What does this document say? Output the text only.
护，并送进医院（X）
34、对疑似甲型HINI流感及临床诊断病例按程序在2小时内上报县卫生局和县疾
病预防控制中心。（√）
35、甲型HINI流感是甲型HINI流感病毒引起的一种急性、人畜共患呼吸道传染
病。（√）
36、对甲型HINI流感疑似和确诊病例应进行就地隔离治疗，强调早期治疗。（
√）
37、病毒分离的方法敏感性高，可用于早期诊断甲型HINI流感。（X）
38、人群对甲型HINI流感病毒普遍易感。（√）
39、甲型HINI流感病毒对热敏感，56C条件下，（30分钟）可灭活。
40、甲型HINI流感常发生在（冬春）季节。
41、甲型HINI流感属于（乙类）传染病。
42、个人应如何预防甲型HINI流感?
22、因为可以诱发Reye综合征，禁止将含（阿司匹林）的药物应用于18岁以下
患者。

__PROBLEM__: Reproduce the material above without altering a single character.

__RESULT__:
What does this document say? Output the text only.
护，并送进医院（X）
34、对疑似甲型HINI流感及临床诊断病例按程序在2小时内上报县卫生局和县疾
病预防控制中心。（√）
35、甲型HINI流感是甲型HINI流感病毒引起的一种急性、人畜共患呼吸道传染
病。（√）
36、对甲型HINI流感疑似和确诊病例应进行就地隔离治疗，强调早期治疗。（
√）
37、病毒分离的方法敏感性高，可用于早期诊断甲型HINI流感。（X）
38、人群对甲型HINI流感病毒普遍易感。（√）
39、甲型HINI流感病毒对热敏感，56C条件下，（30分钟）可灭活。
40、甲型HINI流感常发生在（冬春）季节。
41、甲型HINI流感属于（乙类）传染病。
42、个人应如何预防甲型HINI流感?
22、因为可以诱发Reye综合征，禁止将含（阿司匹林）的药物应用于18岁以下
患者。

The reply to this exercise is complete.